* [WORK TO COMPLETE]
For the records below, say how many lines contain the string "shortcut". Give the number only.

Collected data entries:
:::

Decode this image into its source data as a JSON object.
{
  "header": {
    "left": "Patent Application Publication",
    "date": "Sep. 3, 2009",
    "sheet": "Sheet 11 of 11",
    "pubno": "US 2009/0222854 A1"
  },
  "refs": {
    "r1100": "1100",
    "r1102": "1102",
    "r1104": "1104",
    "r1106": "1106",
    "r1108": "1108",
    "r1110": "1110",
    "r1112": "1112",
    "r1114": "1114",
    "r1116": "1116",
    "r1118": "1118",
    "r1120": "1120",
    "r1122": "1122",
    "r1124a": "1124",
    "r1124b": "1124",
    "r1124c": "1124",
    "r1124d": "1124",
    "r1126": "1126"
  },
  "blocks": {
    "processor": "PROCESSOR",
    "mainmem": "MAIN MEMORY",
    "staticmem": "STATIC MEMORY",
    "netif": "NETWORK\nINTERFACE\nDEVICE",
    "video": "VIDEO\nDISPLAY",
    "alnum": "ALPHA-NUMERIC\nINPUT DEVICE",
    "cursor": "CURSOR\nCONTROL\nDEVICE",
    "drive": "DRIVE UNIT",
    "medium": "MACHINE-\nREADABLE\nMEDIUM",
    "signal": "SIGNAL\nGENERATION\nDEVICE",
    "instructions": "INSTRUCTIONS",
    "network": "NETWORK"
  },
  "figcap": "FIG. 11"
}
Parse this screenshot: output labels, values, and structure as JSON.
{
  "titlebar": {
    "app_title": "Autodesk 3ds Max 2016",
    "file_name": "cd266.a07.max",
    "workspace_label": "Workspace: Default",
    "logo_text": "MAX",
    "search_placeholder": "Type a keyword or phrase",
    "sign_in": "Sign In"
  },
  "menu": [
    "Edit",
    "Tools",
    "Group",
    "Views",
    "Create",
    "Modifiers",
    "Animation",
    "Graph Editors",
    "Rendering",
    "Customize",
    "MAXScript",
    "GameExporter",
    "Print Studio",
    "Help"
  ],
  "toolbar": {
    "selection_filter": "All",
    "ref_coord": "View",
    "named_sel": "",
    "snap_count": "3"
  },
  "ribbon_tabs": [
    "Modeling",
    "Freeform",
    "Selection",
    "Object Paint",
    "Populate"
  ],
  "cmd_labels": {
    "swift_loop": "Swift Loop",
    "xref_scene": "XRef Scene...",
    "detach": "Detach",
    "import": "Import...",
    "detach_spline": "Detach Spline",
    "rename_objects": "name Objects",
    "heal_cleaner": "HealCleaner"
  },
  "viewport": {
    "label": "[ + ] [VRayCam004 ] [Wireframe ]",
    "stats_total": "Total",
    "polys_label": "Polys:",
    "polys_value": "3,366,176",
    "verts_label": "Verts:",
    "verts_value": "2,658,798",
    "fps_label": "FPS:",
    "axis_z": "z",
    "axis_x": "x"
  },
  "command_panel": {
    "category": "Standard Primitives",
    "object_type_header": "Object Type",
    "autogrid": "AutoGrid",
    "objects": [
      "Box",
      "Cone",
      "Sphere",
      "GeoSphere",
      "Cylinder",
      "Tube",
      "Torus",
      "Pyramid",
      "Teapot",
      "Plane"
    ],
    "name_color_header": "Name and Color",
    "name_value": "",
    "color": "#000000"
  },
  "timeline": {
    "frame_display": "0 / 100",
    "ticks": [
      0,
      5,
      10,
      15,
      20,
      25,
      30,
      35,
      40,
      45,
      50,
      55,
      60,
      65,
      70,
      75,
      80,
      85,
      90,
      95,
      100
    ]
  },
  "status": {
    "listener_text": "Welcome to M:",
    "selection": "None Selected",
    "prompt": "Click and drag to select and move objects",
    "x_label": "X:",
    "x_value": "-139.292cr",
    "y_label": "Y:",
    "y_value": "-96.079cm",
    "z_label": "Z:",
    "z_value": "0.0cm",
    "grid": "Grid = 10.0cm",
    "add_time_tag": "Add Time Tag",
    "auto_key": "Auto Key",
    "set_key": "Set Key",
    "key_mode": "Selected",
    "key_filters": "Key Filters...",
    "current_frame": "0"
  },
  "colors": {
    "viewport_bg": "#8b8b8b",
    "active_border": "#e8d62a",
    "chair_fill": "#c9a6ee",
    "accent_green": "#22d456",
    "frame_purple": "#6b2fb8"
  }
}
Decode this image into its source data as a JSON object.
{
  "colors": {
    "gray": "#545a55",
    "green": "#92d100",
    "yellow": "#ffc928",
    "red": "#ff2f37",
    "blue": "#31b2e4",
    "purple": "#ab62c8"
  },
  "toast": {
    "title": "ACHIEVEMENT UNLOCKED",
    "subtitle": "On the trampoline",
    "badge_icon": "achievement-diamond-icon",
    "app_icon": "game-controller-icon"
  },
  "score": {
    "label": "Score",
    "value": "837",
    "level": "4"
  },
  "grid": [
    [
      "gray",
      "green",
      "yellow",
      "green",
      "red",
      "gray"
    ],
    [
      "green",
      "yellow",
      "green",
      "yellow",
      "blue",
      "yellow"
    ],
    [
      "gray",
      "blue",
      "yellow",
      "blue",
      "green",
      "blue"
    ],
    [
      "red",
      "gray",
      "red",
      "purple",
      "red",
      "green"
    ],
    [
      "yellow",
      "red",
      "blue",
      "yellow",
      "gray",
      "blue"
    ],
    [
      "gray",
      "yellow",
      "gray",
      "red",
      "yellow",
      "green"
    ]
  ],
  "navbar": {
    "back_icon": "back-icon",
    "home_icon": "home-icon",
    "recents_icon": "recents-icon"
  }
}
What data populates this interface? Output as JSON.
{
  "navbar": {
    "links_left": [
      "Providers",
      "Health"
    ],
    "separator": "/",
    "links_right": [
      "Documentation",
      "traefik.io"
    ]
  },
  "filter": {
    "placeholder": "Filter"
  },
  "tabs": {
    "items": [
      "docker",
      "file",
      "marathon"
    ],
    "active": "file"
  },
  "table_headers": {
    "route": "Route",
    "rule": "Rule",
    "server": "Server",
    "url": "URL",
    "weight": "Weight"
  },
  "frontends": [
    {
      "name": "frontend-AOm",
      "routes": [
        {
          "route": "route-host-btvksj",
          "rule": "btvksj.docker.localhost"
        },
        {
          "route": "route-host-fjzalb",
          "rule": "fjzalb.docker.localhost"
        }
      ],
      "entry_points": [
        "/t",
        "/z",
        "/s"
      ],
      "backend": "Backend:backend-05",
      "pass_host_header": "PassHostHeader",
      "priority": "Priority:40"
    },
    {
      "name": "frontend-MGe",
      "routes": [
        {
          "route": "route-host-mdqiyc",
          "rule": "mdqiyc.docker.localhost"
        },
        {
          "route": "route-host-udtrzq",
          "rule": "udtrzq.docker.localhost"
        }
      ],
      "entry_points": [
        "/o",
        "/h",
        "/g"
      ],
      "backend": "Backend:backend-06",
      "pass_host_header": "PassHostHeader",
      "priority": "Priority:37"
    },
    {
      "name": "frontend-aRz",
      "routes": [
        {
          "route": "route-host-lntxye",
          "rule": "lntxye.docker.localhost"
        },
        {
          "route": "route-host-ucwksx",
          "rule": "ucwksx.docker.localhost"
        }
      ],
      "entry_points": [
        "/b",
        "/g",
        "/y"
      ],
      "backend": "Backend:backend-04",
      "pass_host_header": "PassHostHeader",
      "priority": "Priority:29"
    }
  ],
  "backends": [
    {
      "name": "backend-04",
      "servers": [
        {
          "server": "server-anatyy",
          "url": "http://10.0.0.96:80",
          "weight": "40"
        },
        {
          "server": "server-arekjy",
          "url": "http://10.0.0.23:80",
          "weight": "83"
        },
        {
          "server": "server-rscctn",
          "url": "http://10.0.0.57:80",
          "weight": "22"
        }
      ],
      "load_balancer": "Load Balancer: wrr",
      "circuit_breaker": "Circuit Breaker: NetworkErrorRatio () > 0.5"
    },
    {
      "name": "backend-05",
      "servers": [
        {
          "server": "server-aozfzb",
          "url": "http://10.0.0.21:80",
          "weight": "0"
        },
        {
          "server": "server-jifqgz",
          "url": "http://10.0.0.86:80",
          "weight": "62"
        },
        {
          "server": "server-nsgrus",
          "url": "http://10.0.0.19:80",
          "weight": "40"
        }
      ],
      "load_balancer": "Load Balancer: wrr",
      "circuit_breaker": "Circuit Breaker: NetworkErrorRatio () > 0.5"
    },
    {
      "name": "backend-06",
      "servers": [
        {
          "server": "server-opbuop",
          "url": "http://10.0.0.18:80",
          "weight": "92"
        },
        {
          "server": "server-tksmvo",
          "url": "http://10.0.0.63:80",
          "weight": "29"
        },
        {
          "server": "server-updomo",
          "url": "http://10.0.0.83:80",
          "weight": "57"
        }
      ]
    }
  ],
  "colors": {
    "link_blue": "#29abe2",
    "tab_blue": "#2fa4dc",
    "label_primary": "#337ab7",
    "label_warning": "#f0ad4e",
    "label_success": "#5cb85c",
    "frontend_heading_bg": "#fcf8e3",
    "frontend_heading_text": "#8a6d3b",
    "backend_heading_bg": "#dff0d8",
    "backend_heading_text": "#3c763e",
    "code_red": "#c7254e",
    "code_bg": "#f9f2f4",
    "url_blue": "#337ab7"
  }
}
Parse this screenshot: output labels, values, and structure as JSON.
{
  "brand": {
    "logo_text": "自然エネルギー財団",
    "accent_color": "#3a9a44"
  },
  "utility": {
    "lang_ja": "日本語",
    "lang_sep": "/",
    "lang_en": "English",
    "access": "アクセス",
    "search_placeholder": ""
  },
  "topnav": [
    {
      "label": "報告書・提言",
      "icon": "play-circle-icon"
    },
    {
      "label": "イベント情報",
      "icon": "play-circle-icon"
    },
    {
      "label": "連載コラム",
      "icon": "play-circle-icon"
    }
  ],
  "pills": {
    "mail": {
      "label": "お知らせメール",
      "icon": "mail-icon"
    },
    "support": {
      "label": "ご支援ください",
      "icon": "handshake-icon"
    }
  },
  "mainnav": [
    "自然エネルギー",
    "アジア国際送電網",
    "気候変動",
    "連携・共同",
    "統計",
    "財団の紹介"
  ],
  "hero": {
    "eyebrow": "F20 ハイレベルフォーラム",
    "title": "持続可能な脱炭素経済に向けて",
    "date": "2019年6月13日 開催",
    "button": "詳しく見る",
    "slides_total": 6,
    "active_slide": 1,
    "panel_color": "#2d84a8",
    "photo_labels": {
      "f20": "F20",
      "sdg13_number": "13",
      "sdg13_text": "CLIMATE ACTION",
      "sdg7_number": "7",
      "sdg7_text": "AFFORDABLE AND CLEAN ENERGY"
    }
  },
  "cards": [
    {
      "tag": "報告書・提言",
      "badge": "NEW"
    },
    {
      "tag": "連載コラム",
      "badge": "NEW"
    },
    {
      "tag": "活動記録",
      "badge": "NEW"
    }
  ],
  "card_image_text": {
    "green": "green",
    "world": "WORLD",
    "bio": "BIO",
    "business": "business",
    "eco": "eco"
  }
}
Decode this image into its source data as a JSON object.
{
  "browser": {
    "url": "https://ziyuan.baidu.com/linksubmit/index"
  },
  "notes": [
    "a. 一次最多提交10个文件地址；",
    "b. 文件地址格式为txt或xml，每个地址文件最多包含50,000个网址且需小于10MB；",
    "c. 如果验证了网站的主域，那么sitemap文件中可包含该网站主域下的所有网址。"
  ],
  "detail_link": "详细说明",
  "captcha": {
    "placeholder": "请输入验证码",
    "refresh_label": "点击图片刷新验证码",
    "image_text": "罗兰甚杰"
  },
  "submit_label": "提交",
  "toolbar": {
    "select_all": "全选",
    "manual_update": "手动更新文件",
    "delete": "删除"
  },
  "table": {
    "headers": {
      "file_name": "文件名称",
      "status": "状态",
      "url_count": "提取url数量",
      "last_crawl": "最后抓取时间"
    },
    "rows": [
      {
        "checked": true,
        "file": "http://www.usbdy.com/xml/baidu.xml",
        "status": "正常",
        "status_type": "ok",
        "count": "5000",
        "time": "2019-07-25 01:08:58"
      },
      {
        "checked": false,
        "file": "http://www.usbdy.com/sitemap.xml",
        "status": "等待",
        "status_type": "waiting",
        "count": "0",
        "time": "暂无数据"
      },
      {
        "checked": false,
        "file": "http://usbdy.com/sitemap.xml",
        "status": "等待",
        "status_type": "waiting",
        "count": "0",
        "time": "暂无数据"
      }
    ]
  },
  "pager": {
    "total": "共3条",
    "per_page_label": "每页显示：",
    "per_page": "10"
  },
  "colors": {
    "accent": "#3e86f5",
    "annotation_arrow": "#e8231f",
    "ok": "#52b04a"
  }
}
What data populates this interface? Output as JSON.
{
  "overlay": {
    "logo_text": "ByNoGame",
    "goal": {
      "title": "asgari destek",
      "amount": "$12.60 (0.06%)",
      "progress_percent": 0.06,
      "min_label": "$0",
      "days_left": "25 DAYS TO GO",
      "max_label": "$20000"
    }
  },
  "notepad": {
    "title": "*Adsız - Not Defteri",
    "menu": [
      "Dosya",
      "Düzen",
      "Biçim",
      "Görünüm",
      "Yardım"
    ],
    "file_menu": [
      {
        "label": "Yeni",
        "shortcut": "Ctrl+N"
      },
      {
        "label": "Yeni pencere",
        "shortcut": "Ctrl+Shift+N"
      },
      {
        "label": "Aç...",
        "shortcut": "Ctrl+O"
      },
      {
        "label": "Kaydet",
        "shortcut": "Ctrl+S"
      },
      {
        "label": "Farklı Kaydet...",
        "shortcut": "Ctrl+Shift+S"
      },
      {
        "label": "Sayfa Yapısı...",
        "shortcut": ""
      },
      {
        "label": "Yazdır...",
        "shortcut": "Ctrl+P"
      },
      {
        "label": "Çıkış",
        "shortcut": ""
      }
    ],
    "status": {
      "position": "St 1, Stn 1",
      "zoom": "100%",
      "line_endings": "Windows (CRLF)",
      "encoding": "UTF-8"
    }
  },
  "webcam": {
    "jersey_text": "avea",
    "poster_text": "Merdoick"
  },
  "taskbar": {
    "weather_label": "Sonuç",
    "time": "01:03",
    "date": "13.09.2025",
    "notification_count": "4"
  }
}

:::

* [EXERCISE RESPONSE]
8